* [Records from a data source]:
==========

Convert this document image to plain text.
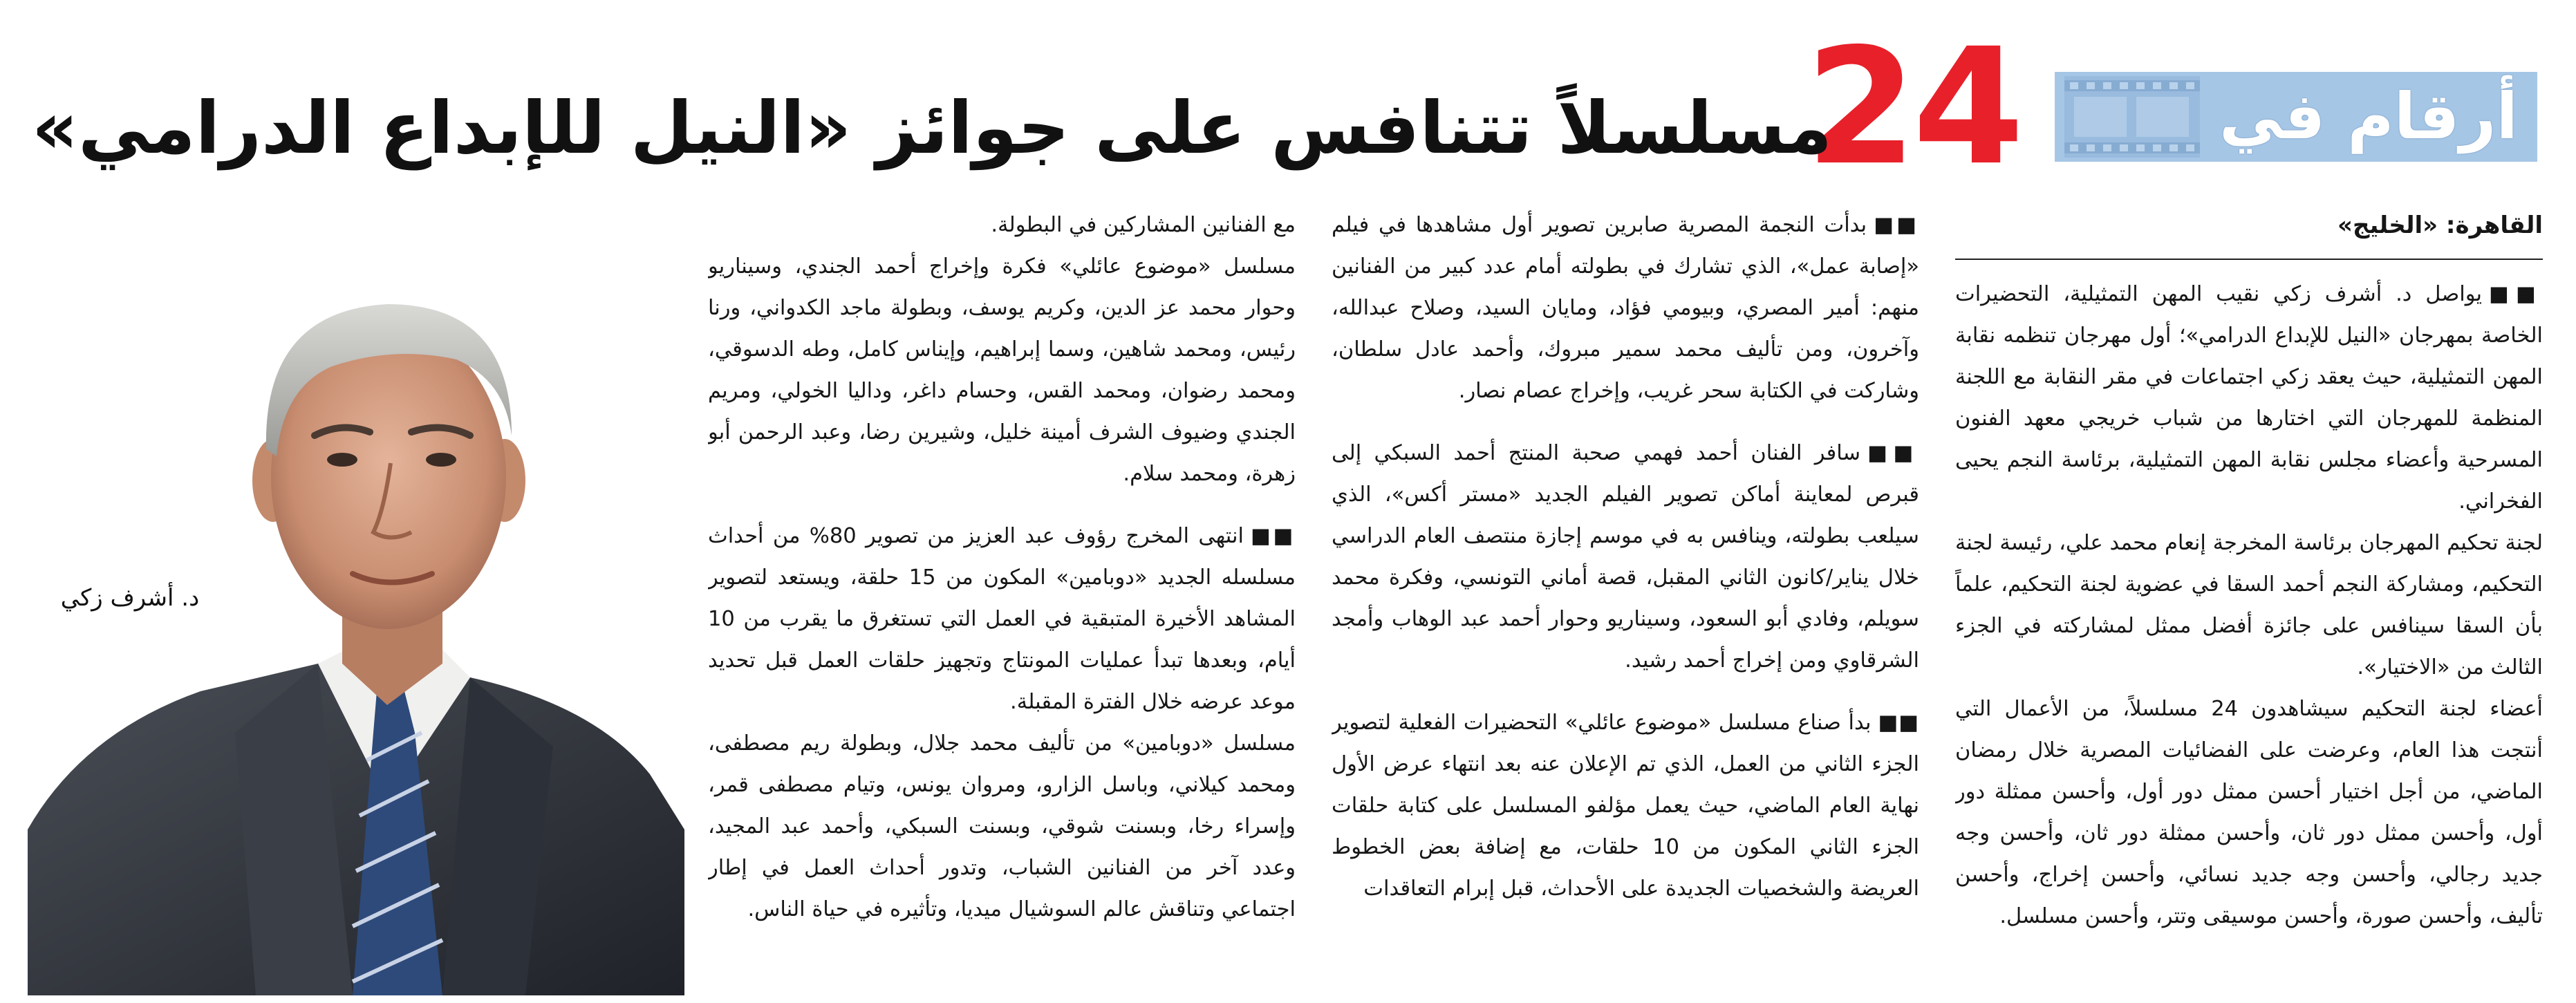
أرقام في
24
مسلسلاً تتنافس على جوائز «النيل للإبداع الدرامي»
القاهرة: «الخليج»

■■يواصل د. أشرف زكي نقيب المهن التمثيلية، التحضيرات الخاصة بمهرجان «النيل للإبداع الدرامي»؛ أول مهرجان تنظمه نقابة المهن التمثيلية، حيث يعقد زكي اجتماعات في مقر النقابة مع اللجنة المنظمة للمهرجان التي اختارها من شباب خريجي معهد الفنون المسرحية وأعضاء مجلس نقابة المهن التمثيلية، برئاسة النجم يحيى الفخراني.

لجنة تحكيم المهرجان برئاسة المخرجة إنعام محمد علي، رئيسة لجنة التحكيم، ومشاركة النجم أحمد السقا في عضوية لجنة التحكيم، علماً بأن السقا سينافس على جائزة أفضل ممثل لمشاركته في الجزء الثالث من «الاختيار».

أعضاء لجنة التحكيم سيشاهدون 24 مسلسلاً، من الأعمال التي أنتجت هذا العام، وعرضت على الفضائيات المصرية خلال رمضان الماضي، من أجل اختيار أحسن ممثل دور أول، وأحسن ممثلة دور أول، وأحسن ممثل دور ثان، وأحسن ممثلة دور ثان، وأحسن وجه جديد رجالي، وأحسن وجه جديد نسائي، وأحسن إخراج، وأحسن تأليف، وأحسن صورة، وأحسن موسيقى وتتر، وأحسن مسلسل.

■■بدأت النجمة المصرية صابرين تصوير أول مشاهدها في فيلم «إصابة عمل»، الذي تشارك في بطولته أمام عدد كبير من الفنانين منهم: أمير المصري، وبيومي فؤاد، ومايان السيد، وصلاح عبدالله، وآخرون، ومن تأليف محمد سمير مبروك، وأحمد عادل سلطان، وشاركت في الكتابة سحر غريب، وإخراج عصام نصار.

■■سافر الفنان أحمد فهمي صحبة المنتج أحمد السبكي إلى قبرص لمعاينة أماكن تصوير الفيلم الجديد «مستر أكس»، الذي سيلعب بطولته، وينافس به في موسم إجازة منتصف العام الدراسي خلال يناير/كانون الثاني المقبل، قصة أماني التونسي، وفكرة محمد سويلم، وفادي أبو السعود، وسيناريو وحوار أحمد عبد الوهاب وأمجد الشرقاوي ومن إخراج أحمد رشيد.

■■بدأ صناع مسلسل «موضوع عائلي» التحضيرات الفعلية لتصوير الجزء الثاني من العمل، الذي تم الإعلان عنه بعد انتهاء عرض الأول نهاية العام الماضي، حيث يعمل مؤلفو المسلسل على كتابة حلقات الجزء الثاني المكون من 10 حلقات، مع إضافة بعض الخطوط العريضة والشخصيات الجديدة على الأحداث، قبل إبرام التعاقدات

مع الفنانين المشاركين في البطولة.

مسلسل «موضوع عائلي» فكرة وإخراج أحمد الجندي، وسيناريو وحوار محمد عز الدين، وكريم يوسف، وبطولة ماجد الكدواني، ورنا رئيس، ومحمد شاهين، وسما إبراهيم، وإيناس كامل، وطه الدسوقي، ومحمد رضوان، ومحمد القس، وحسام داغر، وداليا الخولي، ومريم الجندي وضيوف الشرف أمينة خليل، وشيرين رضا، وعبد الرحمن أبو زهرة، ومحمد سلام.

■■انتهى المخرج رؤوف عبد العزيز من تصوير 80% من أحداث مسلسله الجديد «دوبامين» المكون من 15 حلقة، ويستعد لتصوير المشاهد الأخيرة المتبقية في العمل التي تستغرق ما يقرب من 10 أيام، وبعدها تبدأ عمليات المونتاج وتجهيز حلقات العمل قبل تحديد موعد عرضه خلال الفترة المقبلة.

مسلسل «دوبامين» من تأليف محمد جلال، وبطولة ريم مصطفى، ومحمد كيلاني، وباسل الزارو، ومروان يونس، وتيام مصطفى قمر، وإسراء رخا، وبسنت شوقي، وبسنت السبكي، وأحمد عبد المجيد، وعدد آخر من الفنانين الشباب، وتدور أحداث العمل في إطار اجتماعي وتناقش عالم السوشيال ميديا، وتأثيره في حياة الناس.

د. أشرف زكي
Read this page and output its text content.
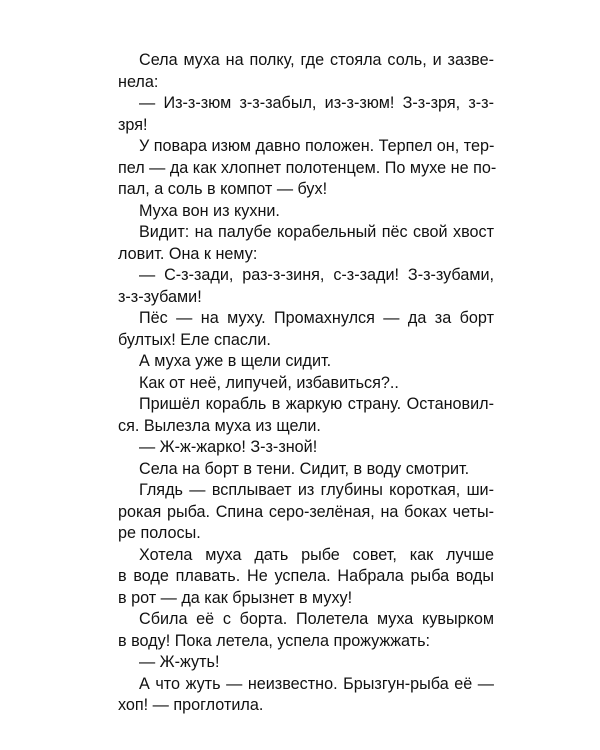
Села муха на полку, где стояла соль, и зазве-
нела:
— Из-з-зюм з-з-забыл, из-з-зюм! З-з-зря, з-з-
зря!
У повара изюм давно положен. Терпел он, тер-
пел — да как хлопнет полотенцем. По мухе не по-
пал, а соль в компот — бух!
Муха вон из кухни.
Видит: на палубе корабельный пёс свой хвост
ловит. Она к нему:
— С-з-зади, раз-з-зиня, с-з-зади! З-з-зубами,
з-з-зубами!
Пёс — на муху. Промахнулся — да за борт
бултых! Еле спасли.
А муха уже в щели сидит.
Как от неё, липучей, избавиться?..
Пришёл корабль в жаркую страну. Остановил-
ся. Вылезла муха из щели.
— Ж-ж-жарко! З-з-зной!
Села на борт в тени. Сидит, в воду смотрит.
Глядь — всплывает из глубины короткая, ши-
рокая рыба. Спина серо-зелёная, на боках четы-
ре полосы.
Хотела муха дать рыбе совет, как лучше
в воде плавать. Не успела. Набрала рыба воды
в рот — да как брызнет в муху!
Сбила её с борта. Полетела муха кувырком
в воду! Пока летела, успела прожужжать:
— Ж-жуть!
А что жуть — неизвестно. Брызгун-рыба её —
хоп! — проглотила.
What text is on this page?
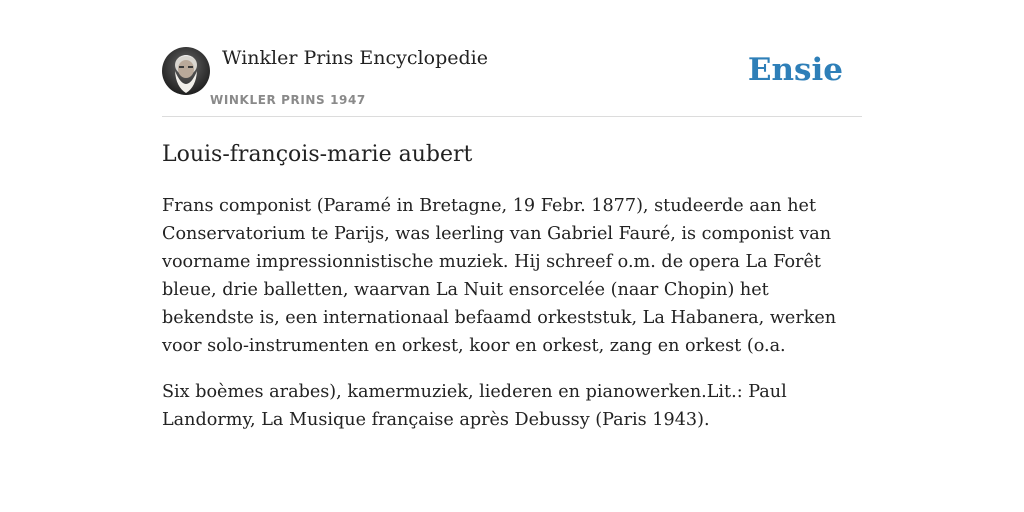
Winkler Prins Encyclopedie
WINKLER PRINS 1947
Ensie
Louis-françois-marie aubert

Frans componist (Paramé in Bretagne, 19 Febr. 1877), studeerde aan het Conservatorium te Parijs, was leerling van Gabriel Fauré, is componist van voorname impressionnistische muziek. Hij schreef o.m. de opera La Forêt bleue, drie balletten, waarvan La Nuit ensorcelée (naar Chopin) het bekendste is, een internationaal befaamd orkeststuk, La Habanera, werken voor solo-instrumenten en orkest, koor en orkest, zang en orkest (o.a.

Six boèmes arabes), kamermuziek, liederen en pianowerken.Lit.: Paul Landormy, La Musique française après Debussy (Paris 1943).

==========

Give all the lines above again, character for character, without pictures.

* [OUTPUT FOR THIS TASK]:
Convert this document image to plain text.
أرقام في
24
مسلسلاً تتنافس على جوائز «النيل للإبداع الدرامي»
القاهرة: «الخليج»

■■يواصل د. أشرف زكي نقيب المهن التمثيلية، التحضيرات الخاصة بمهرجان «النيل للإبداع الدرامي»؛ أول مهرجان تنظمه نقابة المهن التمثيلية، حيث يعقد زكي اجتماعات في مقر النقابة مع اللجنة المنظمة للمهرجان التي اختارها من شباب خريجي معهد الفنون المسرحية وأعضاء مجلس نقابة المهن التمثيلية، برئاسة النجم يحيى الفخراني.

لجنة تحكيم المهرجان برئاسة المخرجة إنعام محمد علي، رئيسة لجنة التحكيم، ومشاركة النجم أحمد السقا في عضوية لجنة التحكيم، علماً بأن السقا سينافس على جائزة أفضل ممثل لمشاركته في الجزء الثالث من «الاختيار».

أعضاء لجنة التحكيم سيشاهدون 24 مسلسلاً، من الأعمال التي أنتجت هذا العام، وعرضت على الفضائيات المصرية خلال رمضان الماضي، من أجل اختيار أحسن ممثل دور أول، وأحسن ممثلة دور أول، وأحسن ممثل دور ثان، وأحسن ممثلة دور ثان، وأحسن وجه جديد رجالي، وأحسن وجه جديد نسائي، وأحسن إخراج، وأحسن تأليف، وأحسن صورة، وأحسن موسيقى وتتر، وأحسن مسلسل.

■■بدأت النجمة المصرية صابرين تصوير أول مشاهدها في فيلم «إصابة عمل»، الذي تشارك في بطولته أمام عدد كبير من الفنانين منهم: أمير المصري، وبيومي فؤاد، ومايان السيد، وصلاح عبدالله، وآخرون، ومن تأليف محمد سمير مبروك، وأحمد عادل سلطان، وشاركت في الكتابة سحر غريب، وإخراج عصام نصار.

■■سافر الفنان أحمد فهمي صحبة المنتج أحمد السبكي إلى قبرص لمعاينة أماكن تصوير الفيلم الجديد «مستر أكس»، الذي سيلعب بطولته، وينافس به في موسم إجازة منتصف العام الدراسي خلال يناير/كانون الثاني المقبل، قصة أماني التونسي، وفكرة محمد سويلم، وفادي أبو السعود، وسيناريو وحوار أحمد عبد الوهاب وأمجد الشرقاوي ومن إخراج أحمد رشيد.

■■بدأ صناع مسلسل «موضوع عائلي» التحضيرات الفعلية لتصوير الجزء الثاني من العمل، الذي تم الإعلان عنه بعد انتهاء عرض الأول نهاية العام الماضي، حيث يعمل مؤلفو المسلسل على كتابة حلقات الجزء الثاني المكون من 10 حلقات، مع إضافة بعض الخطوط العريضة والشخصيات الجديدة على الأحداث، قبل إبرام التعاقدات

مع الفنانين المشاركين في البطولة.

مسلسل «موضوع عائلي» فكرة وإخراج أحمد الجندي، وسيناريو وحوار محمد عز الدين، وكريم يوسف، وبطولة ماجد الكدواني، ورنا رئيس، ومحمد شاهين، وسما إبراهيم، وإيناس كامل، وطه الدسوقي، ومحمد رضوان، ومحمد القس، وحسام داغر، وداليا الخولي، ومريم الجندي وضيوف الشرف أمينة خليل، وشيرين رضا، وعبد الرحمن أبو زهرة، ومحمد سلام.

■■انتهى المخرج رؤوف عبد العزيز من تصوير 80% من أحداث مسلسله الجديد «دوبامين» المكون من 15 حلقة، ويستعد لتصوير المشاهد الأخيرة المتبقية في العمل التي تستغرق ما يقرب من 10 أيام، وبعدها تبدأ عمليات المونتاج وتجهيز حلقات العمل قبل تحديد موعد عرضه خلال الفترة المقبلة.

مسلسل «دوبامين» من تأليف محمد جلال، وبطولة ريم مصطفى، ومحمد كيلاني، وباسل الزارو، ومروان يونس، وتيام مصطفى قمر، وإسراء رخا، وبسنت شوقي، وبسنت السبكي، وأحمد عبد المجيد، وعدد آخر من الفنانين الشباب، وتدور أحداث العمل في إطار اجتماعي وتناقش عالم السوشيال ميديا، وتأثيره في حياة الناس.

د. أشرف زكي
Read this page and output its text content.
Села муха на полку, где стояла соль, и зазве-
нела:
— Из-з-зюм з-з-забыл, из-з-зюм! З-з-зря, з-з-
зря!
У повара изюм давно положен. Терпел он, тер-
пел — да как хлопнет полотенцем. По мухе не по-
пал, а соль в компот — бух!
Муха вон из кухни.
Видит: на палубе корабельный пёс свой хвост
ловит. Она к нему:
— С-з-зади, раз-з-зиня, с-з-зади! З-з-зубами,
з-з-зубами!
Пёс — на муху. Промахнулся — да за борт
бултых! Еле спасли.
А муха уже в щели сидит.
Как от неё, липучей, избавиться?..
Пришёл корабль в жаркую страну. Остановил-
ся. Вылезла муха из щели.
— Ж-ж-жарко! З-з-зной!
Села на борт в тени. Сидит, в воду смотрит.
Глядь — всплывает из глубины короткая, ши-
рокая рыба. Спина серо-зелёная, на боках четы-
ре полосы.
Хотела муха дать рыбе совет, как лучше
в воде плавать. Не успела. Набрала рыба воды
в рот — да как брызнет в муху!
Сбила её с борта. Полетела муха кувырком
в воду! Пока летела, успела прожужжать:
— Ж-жуть!
А что жуть — неизвестно. Брызгун-рыба её —
хоп! — проглотила.
What text is on this page?
Winkler Prins Encyclopedie
WINKLER PRINS 1947
Ensie
Louis-françois-marie aubert

Frans componist (Paramé in Bretagne, 19 Febr. 1877), studeerde aan het Conservatorium te Parijs, was leerling van Gabriel Fauré, is componist van voorname impressionnistische muziek. Hij schreef o.m. de opera La Forêt bleue, drie balletten, waarvan La Nuit ensorcelée (naar Chopin) het bekendste is, een internationaal befaamd orkeststuk, La Habanera, werken voor solo-instrumenten en orkest, koor en orkest, zang en orkest (o.a.

Six boèmes arabes), kamermuziek, liederen en pianowerken.Lit.: Paul Landormy, La Musique française après Debussy (Paris 1943).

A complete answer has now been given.